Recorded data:
****************

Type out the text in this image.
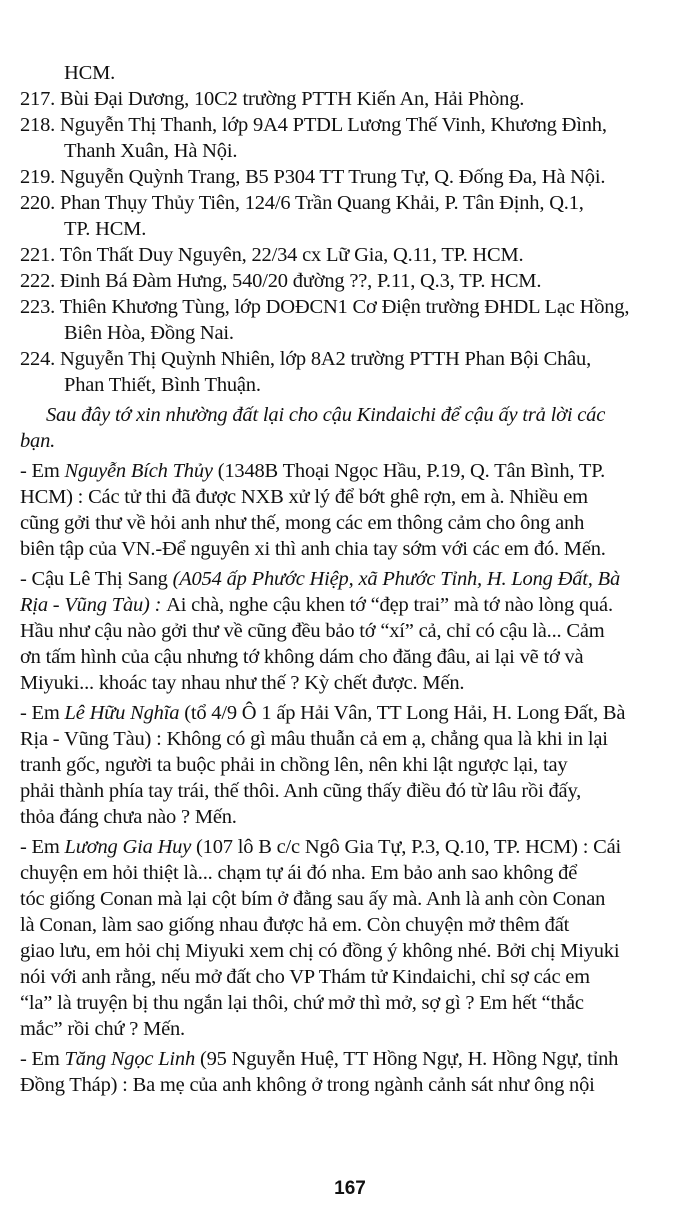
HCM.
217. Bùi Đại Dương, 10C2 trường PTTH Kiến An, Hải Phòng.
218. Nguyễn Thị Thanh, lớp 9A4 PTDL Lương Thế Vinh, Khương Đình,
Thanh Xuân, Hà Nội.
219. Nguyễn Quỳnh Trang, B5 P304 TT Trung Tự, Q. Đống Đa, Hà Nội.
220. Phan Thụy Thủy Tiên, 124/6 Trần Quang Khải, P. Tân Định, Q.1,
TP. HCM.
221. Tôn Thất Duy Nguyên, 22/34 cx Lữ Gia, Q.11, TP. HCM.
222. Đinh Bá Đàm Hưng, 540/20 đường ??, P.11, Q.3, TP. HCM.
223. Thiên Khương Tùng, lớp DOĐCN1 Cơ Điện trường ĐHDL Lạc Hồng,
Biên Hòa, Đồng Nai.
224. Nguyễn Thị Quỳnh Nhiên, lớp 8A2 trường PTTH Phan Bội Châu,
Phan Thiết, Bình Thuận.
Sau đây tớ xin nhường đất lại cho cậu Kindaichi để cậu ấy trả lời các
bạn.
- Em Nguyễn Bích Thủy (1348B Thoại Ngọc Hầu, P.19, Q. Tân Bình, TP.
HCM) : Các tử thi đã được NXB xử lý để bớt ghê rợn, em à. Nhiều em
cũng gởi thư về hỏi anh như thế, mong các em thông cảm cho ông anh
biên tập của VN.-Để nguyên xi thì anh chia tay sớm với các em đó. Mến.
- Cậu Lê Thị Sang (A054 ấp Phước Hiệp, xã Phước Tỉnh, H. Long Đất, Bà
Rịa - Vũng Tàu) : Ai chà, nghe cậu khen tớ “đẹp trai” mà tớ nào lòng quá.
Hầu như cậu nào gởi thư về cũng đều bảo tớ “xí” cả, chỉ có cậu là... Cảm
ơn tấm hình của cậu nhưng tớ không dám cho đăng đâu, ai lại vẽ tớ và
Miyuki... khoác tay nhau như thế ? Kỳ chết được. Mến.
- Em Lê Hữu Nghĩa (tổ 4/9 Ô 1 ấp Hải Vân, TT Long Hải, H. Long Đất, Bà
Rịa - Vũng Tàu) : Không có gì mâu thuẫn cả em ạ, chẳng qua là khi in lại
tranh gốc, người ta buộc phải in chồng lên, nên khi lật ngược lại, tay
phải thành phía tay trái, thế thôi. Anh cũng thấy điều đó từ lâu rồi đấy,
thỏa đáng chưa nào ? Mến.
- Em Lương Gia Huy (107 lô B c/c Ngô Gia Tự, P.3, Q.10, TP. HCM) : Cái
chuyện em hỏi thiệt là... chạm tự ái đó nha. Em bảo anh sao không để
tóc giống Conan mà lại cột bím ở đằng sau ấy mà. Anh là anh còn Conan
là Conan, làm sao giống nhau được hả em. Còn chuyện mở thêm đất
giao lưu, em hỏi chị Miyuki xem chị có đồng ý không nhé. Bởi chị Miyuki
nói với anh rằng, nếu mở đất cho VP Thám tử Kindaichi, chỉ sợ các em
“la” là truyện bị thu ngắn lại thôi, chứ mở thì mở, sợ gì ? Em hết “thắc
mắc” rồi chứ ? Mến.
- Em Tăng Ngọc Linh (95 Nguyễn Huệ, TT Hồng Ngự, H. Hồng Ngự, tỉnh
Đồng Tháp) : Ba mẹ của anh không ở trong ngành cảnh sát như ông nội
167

****************

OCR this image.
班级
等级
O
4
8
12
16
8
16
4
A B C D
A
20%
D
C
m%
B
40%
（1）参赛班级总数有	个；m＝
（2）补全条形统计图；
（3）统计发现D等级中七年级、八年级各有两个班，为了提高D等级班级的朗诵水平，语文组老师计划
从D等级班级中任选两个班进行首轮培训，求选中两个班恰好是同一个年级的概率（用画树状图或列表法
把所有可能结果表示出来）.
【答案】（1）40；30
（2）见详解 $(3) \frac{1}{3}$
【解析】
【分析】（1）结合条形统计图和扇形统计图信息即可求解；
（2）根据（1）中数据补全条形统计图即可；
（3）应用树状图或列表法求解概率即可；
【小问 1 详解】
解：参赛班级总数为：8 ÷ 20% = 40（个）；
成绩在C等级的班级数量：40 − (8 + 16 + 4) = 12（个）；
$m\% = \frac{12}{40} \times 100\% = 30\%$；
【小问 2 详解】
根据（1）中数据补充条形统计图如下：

****************

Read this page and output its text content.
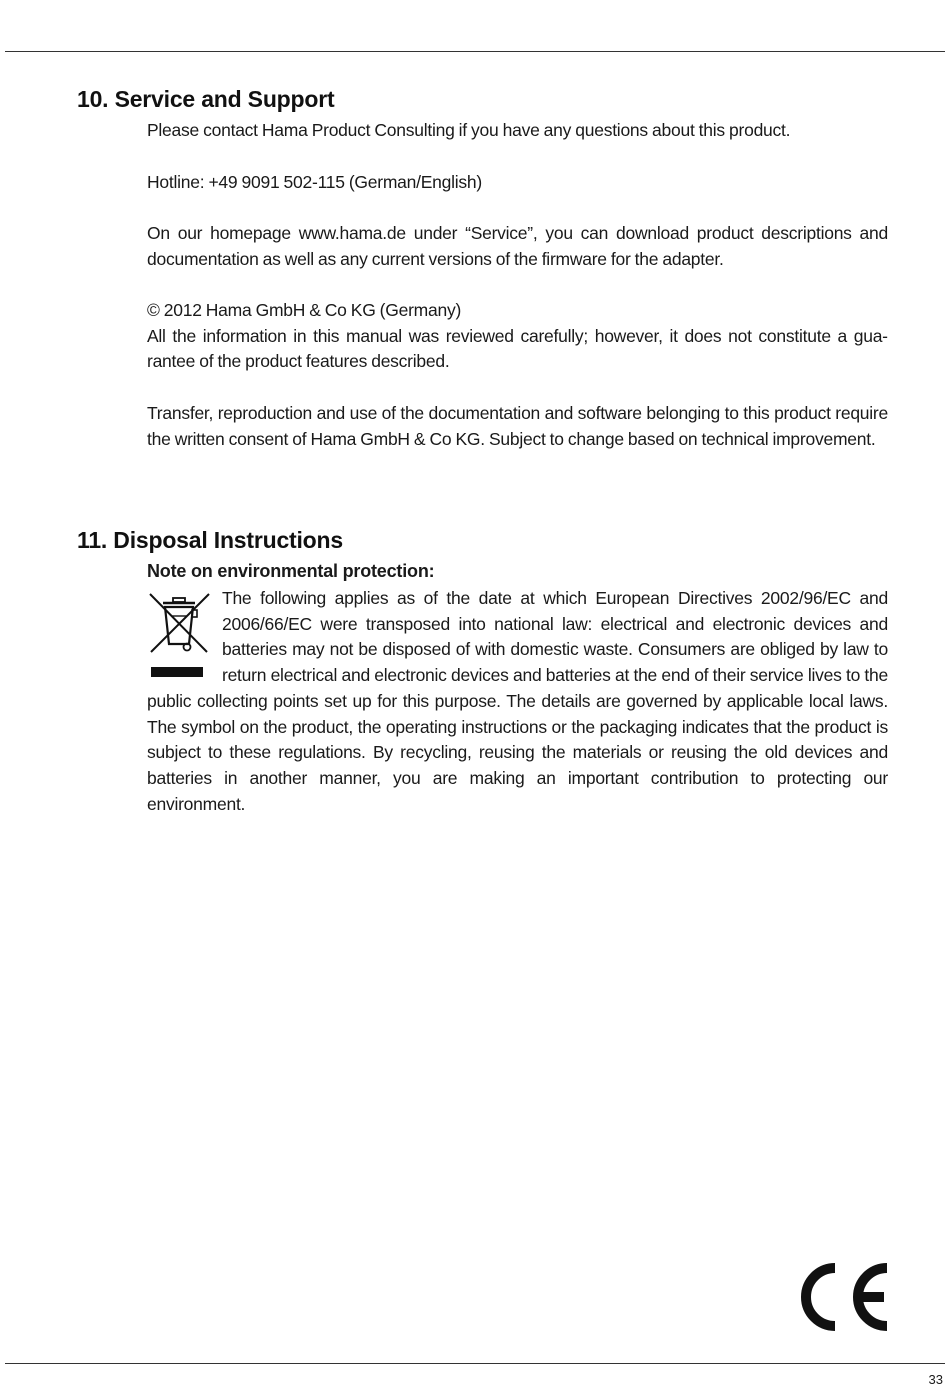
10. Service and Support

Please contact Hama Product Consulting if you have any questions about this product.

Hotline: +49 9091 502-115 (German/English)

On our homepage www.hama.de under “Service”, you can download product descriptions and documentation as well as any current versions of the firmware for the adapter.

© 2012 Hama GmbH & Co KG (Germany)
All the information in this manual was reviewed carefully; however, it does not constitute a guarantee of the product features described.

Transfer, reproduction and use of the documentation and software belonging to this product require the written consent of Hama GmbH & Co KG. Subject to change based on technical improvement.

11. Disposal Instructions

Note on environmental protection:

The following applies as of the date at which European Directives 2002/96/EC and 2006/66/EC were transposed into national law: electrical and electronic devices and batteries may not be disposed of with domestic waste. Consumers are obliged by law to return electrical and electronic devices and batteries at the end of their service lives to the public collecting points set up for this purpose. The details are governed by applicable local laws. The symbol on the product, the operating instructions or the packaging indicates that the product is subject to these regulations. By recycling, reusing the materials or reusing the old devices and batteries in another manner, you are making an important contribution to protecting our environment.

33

****************

_EXERCISE_
Check all the records above and select each line where the string "Vũng" is found.

_ANSWER TO THE EXERCISE_
Rịa - Vũng Tàu) : Ai chà, nghe cậu khen tớ “đẹp trai” mà tớ nào lòng quá.
Rịa - Vũng Tàu) : Không có gì mâu thuẫn cả em ạ, chẳng qua là khi in lại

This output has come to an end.